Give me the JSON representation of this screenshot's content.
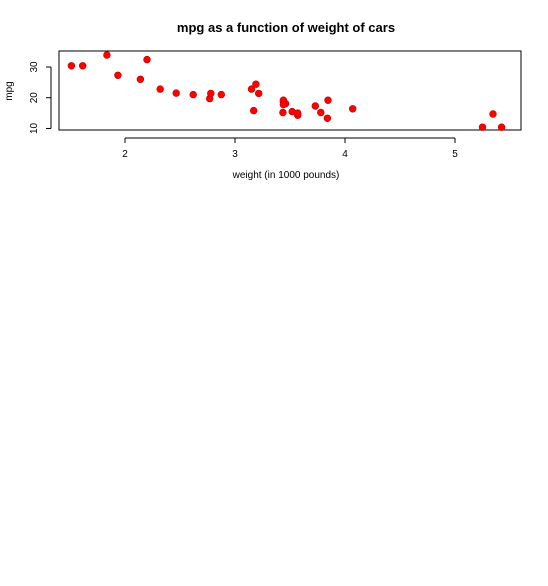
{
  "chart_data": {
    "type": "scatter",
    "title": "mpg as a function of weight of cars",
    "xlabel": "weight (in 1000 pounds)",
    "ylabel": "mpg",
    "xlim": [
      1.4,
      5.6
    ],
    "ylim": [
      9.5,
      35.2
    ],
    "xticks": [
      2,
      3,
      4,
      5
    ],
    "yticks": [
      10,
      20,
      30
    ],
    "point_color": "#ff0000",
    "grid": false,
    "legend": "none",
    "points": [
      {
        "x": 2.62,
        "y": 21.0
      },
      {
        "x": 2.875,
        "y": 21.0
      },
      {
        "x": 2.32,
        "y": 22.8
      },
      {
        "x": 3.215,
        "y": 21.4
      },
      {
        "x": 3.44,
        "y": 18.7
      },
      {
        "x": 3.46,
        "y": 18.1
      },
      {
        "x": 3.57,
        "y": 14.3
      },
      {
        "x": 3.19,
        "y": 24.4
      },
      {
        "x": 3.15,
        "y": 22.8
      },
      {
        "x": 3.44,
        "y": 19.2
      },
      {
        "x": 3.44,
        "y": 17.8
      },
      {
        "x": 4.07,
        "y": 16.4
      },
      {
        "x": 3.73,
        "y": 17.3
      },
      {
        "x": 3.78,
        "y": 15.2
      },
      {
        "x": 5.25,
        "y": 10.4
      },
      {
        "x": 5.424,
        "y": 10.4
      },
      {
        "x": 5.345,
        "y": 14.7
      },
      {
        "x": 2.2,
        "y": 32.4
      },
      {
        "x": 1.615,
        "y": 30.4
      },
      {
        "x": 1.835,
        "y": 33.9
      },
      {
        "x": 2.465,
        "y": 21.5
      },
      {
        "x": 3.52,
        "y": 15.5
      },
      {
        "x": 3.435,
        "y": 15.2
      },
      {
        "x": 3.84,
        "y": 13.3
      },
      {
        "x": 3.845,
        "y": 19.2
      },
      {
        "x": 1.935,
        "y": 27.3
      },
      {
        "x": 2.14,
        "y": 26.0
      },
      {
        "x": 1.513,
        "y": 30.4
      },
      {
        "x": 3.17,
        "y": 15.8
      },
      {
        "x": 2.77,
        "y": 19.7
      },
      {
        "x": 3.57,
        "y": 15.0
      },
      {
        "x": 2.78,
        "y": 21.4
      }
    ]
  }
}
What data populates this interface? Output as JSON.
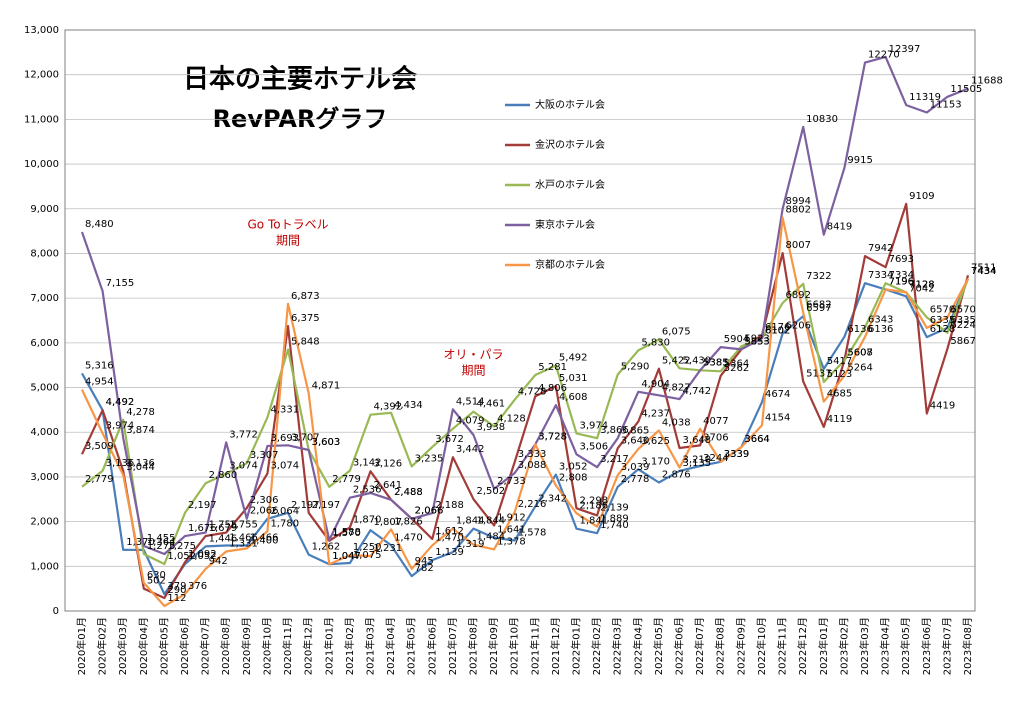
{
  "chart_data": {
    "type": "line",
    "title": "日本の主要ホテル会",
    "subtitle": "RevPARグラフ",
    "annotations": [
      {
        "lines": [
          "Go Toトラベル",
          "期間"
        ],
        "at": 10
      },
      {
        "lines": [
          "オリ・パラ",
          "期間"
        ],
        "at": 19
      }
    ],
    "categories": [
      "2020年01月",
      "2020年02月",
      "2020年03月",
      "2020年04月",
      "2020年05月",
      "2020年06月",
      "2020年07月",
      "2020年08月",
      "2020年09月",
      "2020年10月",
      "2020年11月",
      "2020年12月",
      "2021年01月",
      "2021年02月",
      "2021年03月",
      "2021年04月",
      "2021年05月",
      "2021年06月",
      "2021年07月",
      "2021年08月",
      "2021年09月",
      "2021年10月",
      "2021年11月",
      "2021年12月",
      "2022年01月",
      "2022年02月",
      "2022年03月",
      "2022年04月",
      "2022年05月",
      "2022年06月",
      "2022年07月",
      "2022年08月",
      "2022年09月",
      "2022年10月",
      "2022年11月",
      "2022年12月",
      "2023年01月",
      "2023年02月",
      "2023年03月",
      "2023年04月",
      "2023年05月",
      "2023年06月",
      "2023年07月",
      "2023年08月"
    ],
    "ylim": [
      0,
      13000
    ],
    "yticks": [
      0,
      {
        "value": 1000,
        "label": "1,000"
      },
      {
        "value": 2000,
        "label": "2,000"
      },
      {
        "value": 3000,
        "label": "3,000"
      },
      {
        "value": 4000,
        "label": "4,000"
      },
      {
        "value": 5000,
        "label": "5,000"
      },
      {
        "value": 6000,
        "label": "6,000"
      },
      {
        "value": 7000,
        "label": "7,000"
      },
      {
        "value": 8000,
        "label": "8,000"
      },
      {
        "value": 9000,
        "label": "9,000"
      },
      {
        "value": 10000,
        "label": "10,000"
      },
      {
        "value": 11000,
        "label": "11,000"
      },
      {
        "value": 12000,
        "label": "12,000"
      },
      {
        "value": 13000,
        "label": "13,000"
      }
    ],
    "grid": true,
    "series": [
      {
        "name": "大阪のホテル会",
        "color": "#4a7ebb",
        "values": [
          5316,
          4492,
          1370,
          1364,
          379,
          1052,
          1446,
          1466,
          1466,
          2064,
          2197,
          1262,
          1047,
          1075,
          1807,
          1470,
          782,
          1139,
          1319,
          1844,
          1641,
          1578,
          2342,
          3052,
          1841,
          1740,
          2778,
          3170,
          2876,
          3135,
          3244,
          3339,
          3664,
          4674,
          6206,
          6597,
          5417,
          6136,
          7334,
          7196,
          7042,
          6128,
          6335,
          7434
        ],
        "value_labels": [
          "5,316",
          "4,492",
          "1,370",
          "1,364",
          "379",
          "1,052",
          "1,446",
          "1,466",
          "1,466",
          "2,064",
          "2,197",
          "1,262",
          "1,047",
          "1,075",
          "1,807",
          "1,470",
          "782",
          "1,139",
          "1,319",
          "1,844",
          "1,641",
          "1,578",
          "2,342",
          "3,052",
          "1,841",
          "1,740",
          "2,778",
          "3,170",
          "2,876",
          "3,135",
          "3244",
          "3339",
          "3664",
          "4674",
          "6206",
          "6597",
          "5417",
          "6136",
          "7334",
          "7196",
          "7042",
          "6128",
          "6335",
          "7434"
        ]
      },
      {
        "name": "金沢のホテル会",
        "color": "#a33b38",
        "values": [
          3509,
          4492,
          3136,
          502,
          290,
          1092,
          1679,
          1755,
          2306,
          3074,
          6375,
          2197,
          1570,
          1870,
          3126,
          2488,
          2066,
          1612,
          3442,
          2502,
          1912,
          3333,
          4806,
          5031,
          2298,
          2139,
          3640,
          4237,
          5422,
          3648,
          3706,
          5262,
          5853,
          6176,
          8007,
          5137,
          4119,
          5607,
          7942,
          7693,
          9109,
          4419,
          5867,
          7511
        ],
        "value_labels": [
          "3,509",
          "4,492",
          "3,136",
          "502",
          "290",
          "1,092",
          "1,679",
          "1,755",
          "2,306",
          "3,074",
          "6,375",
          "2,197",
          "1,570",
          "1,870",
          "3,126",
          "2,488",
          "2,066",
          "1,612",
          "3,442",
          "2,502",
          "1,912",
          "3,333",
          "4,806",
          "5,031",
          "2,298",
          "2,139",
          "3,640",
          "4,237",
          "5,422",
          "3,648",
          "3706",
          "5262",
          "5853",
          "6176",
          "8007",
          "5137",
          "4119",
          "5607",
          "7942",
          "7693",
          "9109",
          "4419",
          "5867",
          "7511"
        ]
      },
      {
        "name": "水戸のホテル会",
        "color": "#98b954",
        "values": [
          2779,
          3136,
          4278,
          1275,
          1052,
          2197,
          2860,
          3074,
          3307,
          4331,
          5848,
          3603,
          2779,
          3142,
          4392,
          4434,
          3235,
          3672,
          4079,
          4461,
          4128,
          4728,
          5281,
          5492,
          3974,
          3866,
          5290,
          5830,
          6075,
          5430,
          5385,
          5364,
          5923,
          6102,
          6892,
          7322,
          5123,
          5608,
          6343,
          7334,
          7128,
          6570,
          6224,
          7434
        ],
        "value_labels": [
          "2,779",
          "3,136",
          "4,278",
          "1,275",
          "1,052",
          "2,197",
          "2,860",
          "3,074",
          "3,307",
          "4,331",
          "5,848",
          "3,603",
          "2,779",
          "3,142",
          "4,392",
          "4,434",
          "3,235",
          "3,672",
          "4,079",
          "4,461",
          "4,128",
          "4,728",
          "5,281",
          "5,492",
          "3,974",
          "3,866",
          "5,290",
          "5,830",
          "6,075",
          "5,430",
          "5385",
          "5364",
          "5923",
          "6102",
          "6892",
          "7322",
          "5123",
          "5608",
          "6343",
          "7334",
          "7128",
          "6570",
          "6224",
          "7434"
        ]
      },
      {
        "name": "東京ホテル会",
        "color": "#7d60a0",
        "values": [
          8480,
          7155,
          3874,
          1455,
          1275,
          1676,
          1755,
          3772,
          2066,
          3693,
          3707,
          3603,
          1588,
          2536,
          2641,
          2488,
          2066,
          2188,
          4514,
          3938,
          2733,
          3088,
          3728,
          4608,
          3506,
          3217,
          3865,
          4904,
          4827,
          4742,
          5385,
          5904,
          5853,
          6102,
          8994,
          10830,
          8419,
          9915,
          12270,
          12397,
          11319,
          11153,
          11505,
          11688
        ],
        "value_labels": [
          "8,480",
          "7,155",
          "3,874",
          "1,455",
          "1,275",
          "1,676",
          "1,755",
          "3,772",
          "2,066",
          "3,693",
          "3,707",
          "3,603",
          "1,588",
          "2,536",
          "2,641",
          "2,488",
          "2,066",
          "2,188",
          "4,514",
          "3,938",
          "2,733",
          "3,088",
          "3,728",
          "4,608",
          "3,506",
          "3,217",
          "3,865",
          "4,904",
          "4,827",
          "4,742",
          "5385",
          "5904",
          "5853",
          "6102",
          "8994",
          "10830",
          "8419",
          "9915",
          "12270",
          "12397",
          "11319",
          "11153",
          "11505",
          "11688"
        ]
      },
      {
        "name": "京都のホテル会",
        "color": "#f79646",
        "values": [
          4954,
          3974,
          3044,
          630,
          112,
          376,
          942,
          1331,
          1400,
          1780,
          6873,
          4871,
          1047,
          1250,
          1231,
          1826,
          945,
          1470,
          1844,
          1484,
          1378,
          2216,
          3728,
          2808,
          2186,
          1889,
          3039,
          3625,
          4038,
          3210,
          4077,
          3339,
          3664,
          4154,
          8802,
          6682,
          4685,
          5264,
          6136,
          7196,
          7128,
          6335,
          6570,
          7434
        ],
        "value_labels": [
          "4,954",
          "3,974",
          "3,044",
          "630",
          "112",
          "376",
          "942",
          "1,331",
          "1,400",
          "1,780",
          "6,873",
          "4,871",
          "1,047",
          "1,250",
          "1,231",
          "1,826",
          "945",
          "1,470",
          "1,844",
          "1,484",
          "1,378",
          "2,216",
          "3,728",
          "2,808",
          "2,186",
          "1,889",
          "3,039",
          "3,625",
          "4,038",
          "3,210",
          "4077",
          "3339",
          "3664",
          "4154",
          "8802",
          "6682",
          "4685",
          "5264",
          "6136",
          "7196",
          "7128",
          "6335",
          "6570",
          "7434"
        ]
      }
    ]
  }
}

- SET TASK
Say how many lines in the entries contain the string "name", and say nothing else.

- COMPLETE ANSWER
5